### Record set

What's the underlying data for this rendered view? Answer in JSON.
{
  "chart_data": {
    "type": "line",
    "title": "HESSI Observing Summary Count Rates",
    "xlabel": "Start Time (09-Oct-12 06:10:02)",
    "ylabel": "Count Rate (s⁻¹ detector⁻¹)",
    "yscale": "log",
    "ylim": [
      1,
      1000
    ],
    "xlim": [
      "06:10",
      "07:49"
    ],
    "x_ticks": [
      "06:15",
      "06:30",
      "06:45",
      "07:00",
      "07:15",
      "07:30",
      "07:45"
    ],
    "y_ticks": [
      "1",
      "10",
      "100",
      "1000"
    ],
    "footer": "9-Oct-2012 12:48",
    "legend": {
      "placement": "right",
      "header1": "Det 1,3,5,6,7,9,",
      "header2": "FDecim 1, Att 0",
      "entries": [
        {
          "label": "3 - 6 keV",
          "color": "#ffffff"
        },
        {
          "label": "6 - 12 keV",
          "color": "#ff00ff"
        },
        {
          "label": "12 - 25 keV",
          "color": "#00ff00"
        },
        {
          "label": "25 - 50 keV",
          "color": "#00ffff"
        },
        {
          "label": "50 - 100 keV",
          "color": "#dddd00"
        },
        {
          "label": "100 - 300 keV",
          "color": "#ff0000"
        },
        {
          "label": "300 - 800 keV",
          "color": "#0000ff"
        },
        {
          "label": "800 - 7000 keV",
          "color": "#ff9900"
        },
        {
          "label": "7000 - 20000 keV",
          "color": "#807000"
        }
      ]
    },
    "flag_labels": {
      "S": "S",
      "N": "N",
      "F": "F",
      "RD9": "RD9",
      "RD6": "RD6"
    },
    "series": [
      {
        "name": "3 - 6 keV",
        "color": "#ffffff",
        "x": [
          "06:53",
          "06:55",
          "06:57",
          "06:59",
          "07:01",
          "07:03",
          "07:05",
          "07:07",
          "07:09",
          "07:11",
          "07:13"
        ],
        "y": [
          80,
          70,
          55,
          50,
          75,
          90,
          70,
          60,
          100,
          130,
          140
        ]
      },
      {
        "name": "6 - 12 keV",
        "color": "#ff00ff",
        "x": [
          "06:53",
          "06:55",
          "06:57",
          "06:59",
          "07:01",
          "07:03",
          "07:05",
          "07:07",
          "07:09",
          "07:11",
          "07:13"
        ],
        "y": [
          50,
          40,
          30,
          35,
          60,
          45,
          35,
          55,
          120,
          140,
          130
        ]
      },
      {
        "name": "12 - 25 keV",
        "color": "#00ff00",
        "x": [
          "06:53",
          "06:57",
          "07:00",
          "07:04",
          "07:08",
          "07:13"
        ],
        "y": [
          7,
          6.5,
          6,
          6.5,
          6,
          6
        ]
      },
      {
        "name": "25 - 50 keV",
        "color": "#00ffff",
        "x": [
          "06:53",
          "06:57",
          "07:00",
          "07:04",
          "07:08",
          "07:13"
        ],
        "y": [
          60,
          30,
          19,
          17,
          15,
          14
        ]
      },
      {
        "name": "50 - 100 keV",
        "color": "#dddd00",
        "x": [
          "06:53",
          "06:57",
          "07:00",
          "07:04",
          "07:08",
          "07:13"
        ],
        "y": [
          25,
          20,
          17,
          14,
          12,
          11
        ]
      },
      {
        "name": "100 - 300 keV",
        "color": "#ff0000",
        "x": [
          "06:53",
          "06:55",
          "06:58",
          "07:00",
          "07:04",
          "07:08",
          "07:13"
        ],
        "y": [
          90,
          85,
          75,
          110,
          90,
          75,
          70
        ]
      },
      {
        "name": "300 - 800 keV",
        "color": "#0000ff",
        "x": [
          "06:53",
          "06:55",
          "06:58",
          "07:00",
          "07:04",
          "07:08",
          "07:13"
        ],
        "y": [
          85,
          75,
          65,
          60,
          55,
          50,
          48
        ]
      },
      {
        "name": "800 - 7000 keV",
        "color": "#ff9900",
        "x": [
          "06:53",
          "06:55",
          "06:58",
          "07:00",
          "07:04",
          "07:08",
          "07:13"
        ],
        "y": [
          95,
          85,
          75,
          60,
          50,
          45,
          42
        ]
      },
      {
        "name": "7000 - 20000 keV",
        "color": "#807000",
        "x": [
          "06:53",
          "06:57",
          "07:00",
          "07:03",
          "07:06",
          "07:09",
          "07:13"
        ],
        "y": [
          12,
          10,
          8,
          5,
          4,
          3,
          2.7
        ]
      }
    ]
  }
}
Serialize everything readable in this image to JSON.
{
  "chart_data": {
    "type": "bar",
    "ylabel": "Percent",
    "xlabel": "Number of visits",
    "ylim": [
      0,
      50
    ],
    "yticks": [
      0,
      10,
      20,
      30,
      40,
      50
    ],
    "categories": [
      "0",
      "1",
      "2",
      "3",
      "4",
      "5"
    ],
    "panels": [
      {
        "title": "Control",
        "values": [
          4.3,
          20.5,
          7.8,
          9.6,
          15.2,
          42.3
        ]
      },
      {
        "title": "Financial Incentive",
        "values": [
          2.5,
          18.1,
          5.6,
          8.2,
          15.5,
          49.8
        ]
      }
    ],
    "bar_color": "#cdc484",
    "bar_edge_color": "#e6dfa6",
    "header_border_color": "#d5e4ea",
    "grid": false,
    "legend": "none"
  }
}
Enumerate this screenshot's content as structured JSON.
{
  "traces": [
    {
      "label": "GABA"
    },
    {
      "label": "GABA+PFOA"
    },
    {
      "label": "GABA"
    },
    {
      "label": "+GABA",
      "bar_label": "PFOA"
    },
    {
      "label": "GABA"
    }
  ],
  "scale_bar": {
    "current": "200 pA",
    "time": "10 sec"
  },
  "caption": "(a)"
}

######

Extract every record. Keep wording exact.

[In response]
What's the underlying data for this rendered view? Answer in JSON.
{
  "chart_data": {
    "type": "line",
    "title": "HESSI Observing Summary Count Rates",
    "xlabel": "Start Time (09-Oct-12 06:10:02)",
    "ylabel": "Count Rate (s⁻¹ detector⁻¹)",
    "yscale": "log",
    "ylim": [
      1,
      1000
    ],
    "xlim": [
      "06:10",
      "07:49"
    ],
    "x_ticks": [
      "06:15",
      "06:30",
      "06:45",
      "07:00",
      "07:15",
      "07:30",
      "07:45"
    ],
    "y_ticks": [
      "1",
      "10",
      "100",
      "1000"
    ],
    "footer": "9-Oct-2012 12:48",
    "legend": {
      "placement": "right",
      "header1": "Det 1,3,5,6,7,9,",
      "header2": "FDecim 1, Att 0",
      "entries": [
        {
          "label": "3 - 6 keV",
          "color": "#ffffff"
        },
        {
          "label": "6 - 12 keV",
          "color": "#ff00ff"
        },
        {
          "label": "12 - 25 keV",
          "color": "#00ff00"
        },
        {
          "label": "25 - 50 keV",
          "color": "#00ffff"
        },
        {
          "label": "50 - 100 keV",
          "color": "#dddd00"
        },
        {
          "label": "100 - 300 keV",
          "color": "#ff0000"
        },
        {
          "label": "300 - 800 keV",
          "color": "#0000ff"
        },
        {
          "label": "800 - 7000 keV",
          "color": "#ff9900"
        },
        {
          "label": "7000 - 20000 keV",
          "color": "#807000"
        }
      ]
    },
    "flag_labels": {
      "S": "S",
      "N": "N",
      "F": "F",
      "RD9": "RD9",
      "RD6": "RD6"
    },
    "series": [
      {
        "name": "3 - 6 keV",
        "color": "#ffffff",
        "x": [
          "06:53",
          "06:55",
          "06:57",
          "06:59",
          "07:01",
          "07:03",
          "07:05",
          "07:07",
          "07:09",
          "07:11",
          "07:13"
        ],
        "y": [
          80,
          70,
          55,
          50,
          75,
          90,
          70,
          60,
          100,
          130,
          140
        ]
      },
      {
        "name": "6 - 12 keV",
        "color": "#ff00ff",
        "x": [
          "06:53",
          "06:55",
          "06:57",
          "06:59",
          "07:01",
          "07:03",
          "07:05",
          "07:07",
          "07:09",
          "07:11",
          "07:13"
        ],
        "y": [
          50,
          40,
          30,
          35,
          60,
          45,
          35,
          55,
          120,
          140,
          130
        ]
      },
      {
        "name": "12 - 25 keV",
        "color": "#00ff00",
        "x": [
          "06:53",
          "06:57",
          "07:00",
          "07:04",
          "07:08",
          "07:13"
        ],
        "y": [
          7,
          6.5,
          6,
          6.5,
          6,
          6
        ]
      },
      {
        "name": "25 - 50 keV",
        "color": "#00ffff",
        "x": [
          "06:53",
          "06:57",
          "07:00",
          "07:04",
          "07:08",
          "07:13"
        ],
        "y": [
          60,
          30,
          19,
          17,
          15,
          14
        ]
      },
      {
        "name": "50 - 100 keV",
        "color": "#dddd00",
        "x": [
          "06:53",
          "06:57",
          "07:00",
          "07:04",
          "07:08",
          "07:13"
        ],
        "y": [
          25,
          20,
          17,
          14,
          12,
          11
        ]
      },
      {
        "name": "100 - 300 keV",
        "color": "#ff0000",
        "x": [
          "06:53",
          "06:55",
          "06:58",
          "07:00",
          "07:04",
          "07:08",
          "07:13"
        ],
        "y": [
          90,
          85,
          75,
          110,
          90,
          75,
          70
        ]
      },
      {
        "name": "300 - 800 keV",
        "color": "#0000ff",
        "x": [
          "06:53",
          "06:55",
          "06:58",
          "07:00",
          "07:04",
          "07:08",
          "07:13"
        ],
        "y": [
          85,
          75,
          65,
          60,
          55,
          50,
          48
        ]
      },
      {
        "name": "800 - 7000 keV",
        "color": "#ff9900",
        "x": [
          "06:53",
          "06:55",
          "06:58",
          "07:00",
          "07:04",
          "07:08",
          "07:13"
        ],
        "y": [
          95,
          85,
          75,
          60,
          50,
          45,
          42
        ]
      },
      {
        "name": "7000 - 20000 keV",
        "color": "#807000",
        "x": [
          "06:53",
          "06:57",
          "07:00",
          "07:03",
          "07:06",
          "07:09",
          "07:13"
        ],
        "y": [
          12,
          10,
          8,
          5,
          4,
          3,
          2.7
        ]
      }
    ]
  }
}
Serialize everything readable in this image to JSON.
{
  "chart_data": {
    "type": "bar",
    "ylabel": "Percent",
    "xlabel": "Number of visits",
    "ylim": [
      0,
      50
    ],
    "yticks": [
      0,
      10,
      20,
      30,
      40,
      50
    ],
    "categories": [
      "0",
      "1",
      "2",
      "3",
      "4",
      "5"
    ],
    "panels": [
      {
        "title": "Control",
        "values": [
          4.3,
          20.5,
          7.8,
          9.6,
          15.2,
          42.3
        ]
      },
      {
        "title": "Financial Incentive",
        "values": [
          2.5,
          18.1,
          5.6,
          8.2,
          15.5,
          49.8
        ]
      }
    ],
    "bar_color": "#cdc484",
    "bar_edge_color": "#e6dfa6",
    "header_border_color": "#d5e4ea",
    "grid": false,
    "legend": "none"
  }
}
Enumerate this screenshot's content as structured JSON.
{
  "traces": [
    {
      "label": "GABA"
    },
    {
      "label": "GABA+PFOA"
    },
    {
      "label": "GABA"
    },
    {
      "label": "+GABA",
      "bar_label": "PFOA"
    },
    {
      "label": "GABA"
    }
  ],
  "scale_bar": {
    "current": "200 pA",
    "time": "10 sec"
  },
  "caption": "(a)"
}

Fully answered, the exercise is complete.